## BRIEF
Show every line in the entries below where the word "forecast" appears.

Records that describe figures:
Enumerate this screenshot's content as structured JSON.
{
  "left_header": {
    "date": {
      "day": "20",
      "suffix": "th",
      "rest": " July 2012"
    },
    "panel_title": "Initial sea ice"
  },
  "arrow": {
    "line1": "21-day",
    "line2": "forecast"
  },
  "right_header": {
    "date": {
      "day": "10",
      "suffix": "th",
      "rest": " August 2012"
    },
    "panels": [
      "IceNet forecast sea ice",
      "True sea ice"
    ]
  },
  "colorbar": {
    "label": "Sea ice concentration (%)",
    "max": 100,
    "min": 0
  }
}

## TASK RESULT
    "line2": "forecast"
      "IceNet forecast sea ice",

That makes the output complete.